▶ Challenge:
Find the lines containing "Власть" and say how many there are, with no other words.

(Saved data entries)
* START *

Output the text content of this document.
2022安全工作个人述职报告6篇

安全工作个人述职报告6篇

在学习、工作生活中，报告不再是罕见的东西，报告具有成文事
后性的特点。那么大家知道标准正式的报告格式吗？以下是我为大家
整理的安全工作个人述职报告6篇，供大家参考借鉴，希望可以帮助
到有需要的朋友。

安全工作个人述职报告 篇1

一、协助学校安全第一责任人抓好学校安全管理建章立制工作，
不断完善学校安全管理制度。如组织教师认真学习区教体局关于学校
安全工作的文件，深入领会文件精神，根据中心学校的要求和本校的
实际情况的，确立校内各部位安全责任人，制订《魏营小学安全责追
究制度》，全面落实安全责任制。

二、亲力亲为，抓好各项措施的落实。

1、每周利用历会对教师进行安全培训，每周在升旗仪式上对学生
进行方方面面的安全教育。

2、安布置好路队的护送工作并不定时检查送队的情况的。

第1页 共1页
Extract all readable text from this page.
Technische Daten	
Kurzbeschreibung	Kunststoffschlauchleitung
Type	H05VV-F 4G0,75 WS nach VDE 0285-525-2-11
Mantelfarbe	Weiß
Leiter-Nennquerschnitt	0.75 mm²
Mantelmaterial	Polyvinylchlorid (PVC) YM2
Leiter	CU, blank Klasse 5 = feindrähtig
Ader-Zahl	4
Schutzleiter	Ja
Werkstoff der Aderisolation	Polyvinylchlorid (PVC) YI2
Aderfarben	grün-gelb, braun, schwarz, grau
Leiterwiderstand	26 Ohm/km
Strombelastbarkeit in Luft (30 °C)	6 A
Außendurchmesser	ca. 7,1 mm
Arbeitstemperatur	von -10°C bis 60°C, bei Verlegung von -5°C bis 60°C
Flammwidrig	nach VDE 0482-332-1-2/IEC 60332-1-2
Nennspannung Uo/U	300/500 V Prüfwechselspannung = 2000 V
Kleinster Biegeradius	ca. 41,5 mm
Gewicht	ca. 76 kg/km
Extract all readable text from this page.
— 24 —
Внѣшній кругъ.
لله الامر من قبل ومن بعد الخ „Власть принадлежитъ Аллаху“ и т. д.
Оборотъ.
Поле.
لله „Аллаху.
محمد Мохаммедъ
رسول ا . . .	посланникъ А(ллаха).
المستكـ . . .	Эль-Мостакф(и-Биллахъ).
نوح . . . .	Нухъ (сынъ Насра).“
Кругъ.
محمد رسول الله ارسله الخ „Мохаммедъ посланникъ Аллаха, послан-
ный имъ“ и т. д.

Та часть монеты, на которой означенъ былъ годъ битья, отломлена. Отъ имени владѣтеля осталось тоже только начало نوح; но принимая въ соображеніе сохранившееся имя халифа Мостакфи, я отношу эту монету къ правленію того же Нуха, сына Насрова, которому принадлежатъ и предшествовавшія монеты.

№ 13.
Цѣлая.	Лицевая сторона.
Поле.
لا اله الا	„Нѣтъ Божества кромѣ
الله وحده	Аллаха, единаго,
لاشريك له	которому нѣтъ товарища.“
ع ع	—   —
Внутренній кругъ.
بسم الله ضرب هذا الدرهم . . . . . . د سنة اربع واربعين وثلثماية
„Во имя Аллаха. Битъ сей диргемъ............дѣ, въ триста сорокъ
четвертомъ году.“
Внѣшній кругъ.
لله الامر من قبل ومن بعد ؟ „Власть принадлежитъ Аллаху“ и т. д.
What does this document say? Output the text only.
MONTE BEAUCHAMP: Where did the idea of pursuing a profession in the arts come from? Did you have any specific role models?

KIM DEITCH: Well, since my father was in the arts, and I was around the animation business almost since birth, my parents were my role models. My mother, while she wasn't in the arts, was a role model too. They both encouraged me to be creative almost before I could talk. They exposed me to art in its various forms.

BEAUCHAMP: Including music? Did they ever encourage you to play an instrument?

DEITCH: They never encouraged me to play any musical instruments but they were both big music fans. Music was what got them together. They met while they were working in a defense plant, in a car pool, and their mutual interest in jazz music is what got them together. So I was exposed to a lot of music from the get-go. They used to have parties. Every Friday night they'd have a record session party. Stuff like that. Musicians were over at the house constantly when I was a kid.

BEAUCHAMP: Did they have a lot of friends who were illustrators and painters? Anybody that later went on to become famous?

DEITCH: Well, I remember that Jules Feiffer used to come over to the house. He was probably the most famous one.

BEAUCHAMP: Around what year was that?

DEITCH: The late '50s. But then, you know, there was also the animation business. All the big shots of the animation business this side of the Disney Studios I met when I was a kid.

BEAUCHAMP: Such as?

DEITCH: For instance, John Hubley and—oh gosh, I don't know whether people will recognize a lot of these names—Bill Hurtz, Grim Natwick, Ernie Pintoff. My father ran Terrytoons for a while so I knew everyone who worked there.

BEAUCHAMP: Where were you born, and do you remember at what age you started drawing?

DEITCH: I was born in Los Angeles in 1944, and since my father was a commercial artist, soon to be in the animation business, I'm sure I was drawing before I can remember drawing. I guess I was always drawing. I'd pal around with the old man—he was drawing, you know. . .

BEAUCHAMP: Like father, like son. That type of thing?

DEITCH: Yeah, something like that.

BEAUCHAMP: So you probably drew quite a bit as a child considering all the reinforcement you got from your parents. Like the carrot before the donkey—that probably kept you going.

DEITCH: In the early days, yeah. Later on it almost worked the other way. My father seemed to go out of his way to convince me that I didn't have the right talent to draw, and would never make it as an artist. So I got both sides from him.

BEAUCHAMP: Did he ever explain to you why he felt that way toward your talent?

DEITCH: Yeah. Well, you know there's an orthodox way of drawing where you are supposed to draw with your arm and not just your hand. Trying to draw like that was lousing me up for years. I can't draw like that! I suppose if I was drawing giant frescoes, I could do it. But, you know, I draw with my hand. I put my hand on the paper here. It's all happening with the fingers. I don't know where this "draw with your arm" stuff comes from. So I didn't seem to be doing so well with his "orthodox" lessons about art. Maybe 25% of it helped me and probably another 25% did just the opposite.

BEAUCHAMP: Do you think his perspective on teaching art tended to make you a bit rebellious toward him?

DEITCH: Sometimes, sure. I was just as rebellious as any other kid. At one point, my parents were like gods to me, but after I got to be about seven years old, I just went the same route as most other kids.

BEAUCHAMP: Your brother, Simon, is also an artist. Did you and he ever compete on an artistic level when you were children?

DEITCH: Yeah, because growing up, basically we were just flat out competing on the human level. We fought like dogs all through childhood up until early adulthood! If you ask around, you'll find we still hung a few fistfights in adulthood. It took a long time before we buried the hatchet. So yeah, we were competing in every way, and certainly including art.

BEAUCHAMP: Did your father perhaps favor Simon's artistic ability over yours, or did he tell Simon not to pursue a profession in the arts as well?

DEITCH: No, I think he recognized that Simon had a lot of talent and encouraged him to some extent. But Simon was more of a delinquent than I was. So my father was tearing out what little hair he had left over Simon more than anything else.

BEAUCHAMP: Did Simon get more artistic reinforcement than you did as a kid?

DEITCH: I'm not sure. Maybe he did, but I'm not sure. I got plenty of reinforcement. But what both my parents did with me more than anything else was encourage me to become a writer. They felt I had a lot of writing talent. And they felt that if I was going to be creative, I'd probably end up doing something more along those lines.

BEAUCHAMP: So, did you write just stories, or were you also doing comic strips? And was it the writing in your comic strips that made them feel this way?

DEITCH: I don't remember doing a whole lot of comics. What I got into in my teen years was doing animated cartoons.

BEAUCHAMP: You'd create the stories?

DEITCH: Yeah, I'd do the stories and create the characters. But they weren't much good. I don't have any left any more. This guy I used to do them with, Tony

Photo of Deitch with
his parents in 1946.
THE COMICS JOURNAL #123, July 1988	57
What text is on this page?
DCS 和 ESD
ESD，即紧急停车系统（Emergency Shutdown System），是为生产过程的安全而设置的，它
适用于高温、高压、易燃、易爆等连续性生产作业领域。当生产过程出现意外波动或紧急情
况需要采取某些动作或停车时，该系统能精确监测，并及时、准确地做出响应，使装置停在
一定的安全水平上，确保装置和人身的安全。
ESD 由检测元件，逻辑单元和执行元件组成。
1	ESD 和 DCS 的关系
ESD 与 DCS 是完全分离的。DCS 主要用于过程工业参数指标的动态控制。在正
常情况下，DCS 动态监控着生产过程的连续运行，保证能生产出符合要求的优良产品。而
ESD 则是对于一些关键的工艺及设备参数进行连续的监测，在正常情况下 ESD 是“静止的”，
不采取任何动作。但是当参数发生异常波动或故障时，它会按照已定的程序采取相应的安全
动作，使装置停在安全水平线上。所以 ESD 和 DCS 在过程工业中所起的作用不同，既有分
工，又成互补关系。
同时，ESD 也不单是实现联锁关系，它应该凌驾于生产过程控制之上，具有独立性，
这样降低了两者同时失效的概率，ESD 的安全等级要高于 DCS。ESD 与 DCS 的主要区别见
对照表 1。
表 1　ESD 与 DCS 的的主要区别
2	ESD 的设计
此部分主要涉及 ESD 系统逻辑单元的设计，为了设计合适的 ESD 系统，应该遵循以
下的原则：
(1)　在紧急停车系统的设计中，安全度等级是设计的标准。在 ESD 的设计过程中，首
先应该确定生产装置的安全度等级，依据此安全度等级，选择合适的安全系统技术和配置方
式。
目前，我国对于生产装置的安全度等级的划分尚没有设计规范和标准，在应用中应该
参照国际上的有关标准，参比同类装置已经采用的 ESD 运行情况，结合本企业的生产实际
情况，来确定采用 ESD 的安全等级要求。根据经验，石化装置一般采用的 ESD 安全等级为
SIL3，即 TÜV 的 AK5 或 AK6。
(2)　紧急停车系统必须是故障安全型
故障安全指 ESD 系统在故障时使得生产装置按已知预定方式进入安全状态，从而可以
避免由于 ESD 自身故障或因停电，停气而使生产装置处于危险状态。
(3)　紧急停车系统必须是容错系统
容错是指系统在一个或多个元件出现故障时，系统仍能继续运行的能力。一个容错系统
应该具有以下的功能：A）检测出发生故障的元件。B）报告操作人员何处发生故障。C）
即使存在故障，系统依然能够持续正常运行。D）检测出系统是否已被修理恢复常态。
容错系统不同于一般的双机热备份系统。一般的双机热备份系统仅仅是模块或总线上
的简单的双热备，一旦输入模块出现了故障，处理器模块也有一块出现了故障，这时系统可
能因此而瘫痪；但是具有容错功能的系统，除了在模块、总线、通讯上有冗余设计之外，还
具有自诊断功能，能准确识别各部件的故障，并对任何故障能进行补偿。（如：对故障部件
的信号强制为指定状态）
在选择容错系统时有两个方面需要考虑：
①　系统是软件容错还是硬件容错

* END *

▶ Result of the exercise:
2